» Required work: Transcribe the entries below exactly.

begin Data for this task

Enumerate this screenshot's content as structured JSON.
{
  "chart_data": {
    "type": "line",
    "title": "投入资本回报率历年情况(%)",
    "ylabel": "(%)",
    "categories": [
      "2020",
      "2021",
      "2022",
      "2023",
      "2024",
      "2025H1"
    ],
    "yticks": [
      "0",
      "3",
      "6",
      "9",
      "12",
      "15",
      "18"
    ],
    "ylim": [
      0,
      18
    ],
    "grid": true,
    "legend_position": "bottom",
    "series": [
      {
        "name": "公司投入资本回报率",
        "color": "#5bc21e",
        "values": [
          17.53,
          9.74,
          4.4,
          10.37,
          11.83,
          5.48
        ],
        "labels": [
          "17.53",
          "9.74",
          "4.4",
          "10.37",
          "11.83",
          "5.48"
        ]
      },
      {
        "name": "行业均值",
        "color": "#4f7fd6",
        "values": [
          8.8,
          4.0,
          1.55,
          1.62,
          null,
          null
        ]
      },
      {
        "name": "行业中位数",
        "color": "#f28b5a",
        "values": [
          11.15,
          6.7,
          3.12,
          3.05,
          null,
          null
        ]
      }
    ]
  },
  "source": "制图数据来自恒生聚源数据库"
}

end Data for this task

» Exercise solution:
Enumerate this screenshot's content as structured JSON.
{
  "chart_data": {
    "type": "line",
    "title": "投入资本回报率历年情况(%)",
    "ylabel": "(%)",
    "categories": [
      "2020",
      "2021",
      "2022",
      "2023",
      "2024",
      "2025H1"
    ],
    "yticks": [
      "0",
      "3",
      "6",
      "9",
      "12",
      "15",
      "18"
    ],
    "ylim": [
      0,
      18
    ],
    "grid": true,
    "legend_position": "bottom",
    "series": [
      {
        "name": "公司投入资本回报率",
        "color": "#5bc21e",
        "values": [
          17.53,
          9.74,
          4.4,
          10.37,
          11.83,
          5.48
        ],
        "labels": [
          "17.53",
          "9.74",
          "4.4",
          "10.37",
          "11.83",
          "5.48"
        ]
      },
      {
        "name": "行业均值",
        "color": "#4f7fd6",
        "values": [
          8.8,
          4.0,
          1.55,
          1.62,
          null,
          null
        ]
      },
      {
        "name": "行业中位数",
        "color": "#f28b5a",
        "values": [
          11.15,
          6.7,
          3.12,
          3.05,
          null,
          null
        ]
      }
    ]
  },
  "source": "制图数据来自恒生聚源数据库"
}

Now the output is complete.